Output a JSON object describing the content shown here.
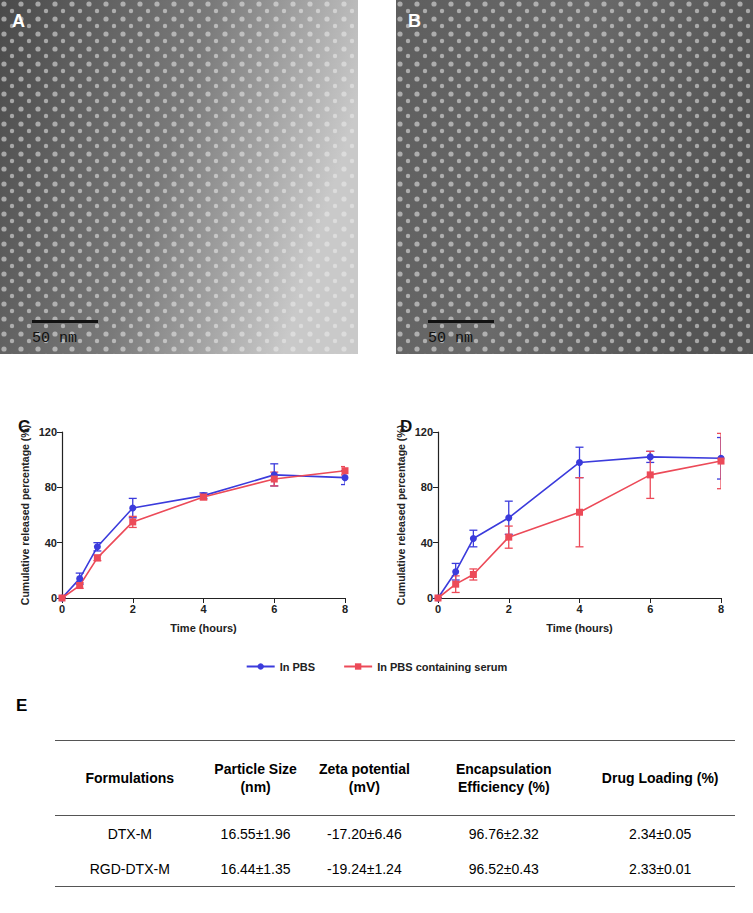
{
  "images": [
    {
      "label": "A",
      "scale_bar": "50 nm"
    },
    {
      "label": "B",
      "scale_bar": "50 nm"
    }
  ],
  "chart_data": [
    {
      "type": "line",
      "label": "C",
      "x_label": "Time (hours)",
      "y_label": "Cumulative released percentage (%)",
      "x": [
        0,
        0.5,
        1,
        2,
        4,
        6,
        8
      ],
      "xlim": [
        0,
        8
      ],
      "xticks": [
        0,
        2,
        4,
        6,
        8
      ],
      "ylim": [
        0,
        120
      ],
      "yticks": [
        0,
        40,
        80,
        120
      ],
      "grid": false,
      "legend": "bottom",
      "series": [
        {
          "name": "In PBS",
          "color": "#3b3bdc",
          "marker": "circle",
          "values": [
            0,
            14,
            37,
            65,
            74,
            89,
            87
          ],
          "errors": [
            0,
            4,
            3,
            7,
            2,
            8,
            5
          ]
        },
        {
          "name": "In PBS containing serum",
          "color": "#ec4a58",
          "marker": "square",
          "values": [
            0,
            9,
            29,
            55,
            73,
            86,
            92
          ],
          "errors": [
            0,
            2,
            2,
            4,
            2,
            5,
            3
          ]
        }
      ]
    },
    {
      "type": "line",
      "label": "D",
      "x_label": "Time (hours)",
      "y_label": "Cumulative released percentage (%)",
      "x": [
        0,
        0.5,
        1,
        2,
        4,
        6,
        8
      ],
      "xlim": [
        0,
        8
      ],
      "xticks": [
        0,
        2,
        4,
        6,
        8
      ],
      "ylim": [
        0,
        120
      ],
      "yticks": [
        0,
        40,
        80,
        120
      ],
      "grid": false,
      "legend": "bottom",
      "series": [
        {
          "name": "In PBS",
          "color": "#3b3bdc",
          "marker": "circle",
          "values": [
            0,
            19,
            43,
            58,
            98,
            102,
            101
          ],
          "errors": [
            0,
            6,
            6,
            12,
            11,
            4,
            15
          ]
        },
        {
          "name": "In PBS containing serum",
          "color": "#ec4a58",
          "marker": "square",
          "values": [
            0,
            10,
            17,
            44,
            62,
            89,
            99
          ],
          "errors": [
            0,
            6,
            4,
            8,
            25,
            17,
            20
          ]
        }
      ]
    }
  ],
  "table": {
    "label": "E",
    "header": [
      "Formulations",
      "Particle Size (nm)",
      "Zeta potential (mV)",
      "Encapsulation Efficiency (%)",
      "Drug Loading (%)"
    ],
    "rows": [
      [
        "DTX-M",
        "16.55±1.96",
        "-17.20±6.46",
        "96.76±2.32",
        "2.34±0.05"
      ],
      [
        "RGD-DTX-M",
        "16.44±1.35",
        "-19.24±1.24",
        "96.52±0.43",
        "2.33±0.01"
      ]
    ]
  }
}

◇ ◇ ◇ ◇ ◇ ◇ ◇

_Written task:_ Write the full listing out again with every line unchanged, but include no pictures.

_Response to the task:_
Output a JSON object describing the content shown here.
{
  "images": [
    {
      "label": "A",
      "scale_bar": "50 nm"
    },
    {
      "label": "B",
      "scale_bar": "50 nm"
    }
  ],
  "chart_data": [
    {
      "type": "line",
      "label": "C",
      "x_label": "Time (hours)",
      "y_label": "Cumulative released percentage (%)",
      "x": [
        0,
        0.5,
        1,
        2,
        4,
        6,
        8
      ],
      "xlim": [
        0,
        8
      ],
      "xticks": [
        0,
        2,
        4,
        6,
        8
      ],
      "ylim": [
        0,
        120
      ],
      "yticks": [
        0,
        40,
        80,
        120
      ],
      "grid": false,
      "legend": "bottom",
      "series": [
        {
          "name": "In PBS",
          "color": "#3b3bdc",
          "marker": "circle",
          "values": [
            0,
            14,
            37,
            65,
            74,
            89,
            87
          ],
          "errors": [
            0,
            4,
            3,
            7,
            2,
            8,
            5
          ]
        },
        {
          "name": "In PBS containing serum",
          "color": "#ec4a58",
          "marker": "square",
          "values": [
            0,
            9,
            29,
            55,
            73,
            86,
            92
          ],
          "errors": [
            0,
            2,
            2,
            4,
            2,
            5,
            3
          ]
        }
      ]
    },
    {
      "type": "line",
      "label": "D",
      "x_label": "Time (hours)",
      "y_label": "Cumulative released percentage (%)",
      "x": [
        0,
        0.5,
        1,
        2,
        4,
        6,
        8
      ],
      "xlim": [
        0,
        8
      ],
      "xticks": [
        0,
        2,
        4,
        6,
        8
      ],
      "ylim": [
        0,
        120
      ],
      "yticks": [
        0,
        40,
        80,
        120
      ],
      "grid": false,
      "legend": "bottom",
      "series": [
        {
          "name": "In PBS",
          "color": "#3b3bdc",
          "marker": "circle",
          "values": [
            0,
            19,
            43,
            58,
            98,
            102,
            101
          ],
          "errors": [
            0,
            6,
            6,
            12,
            11,
            4,
            15
          ]
        },
        {
          "name": "In PBS containing serum",
          "color": "#ec4a58",
          "marker": "square",
          "values": [
            0,
            10,
            17,
            44,
            62,
            89,
            99
          ],
          "errors": [
            0,
            6,
            4,
            8,
            25,
            17,
            20
          ]
        }
      ]
    }
  ],
  "table": {
    "label": "E",
    "header": [
      "Formulations",
      "Particle Size (nm)",
      "Zeta potential (mV)",
      "Encapsulation Efficiency (%)",
      "Drug Loading (%)"
    ],
    "rows": [
      [
        "DTX-M",
        "16.55±1.96",
        "-17.20±6.46",
        "96.76±2.32",
        "2.34±0.05"
      ],
      [
        "RGD-DTX-M",
        "16.44±1.35",
        "-19.24±1.24",
        "96.52±0.43",
        "2.33±0.01"
      ]
    ]
  }
}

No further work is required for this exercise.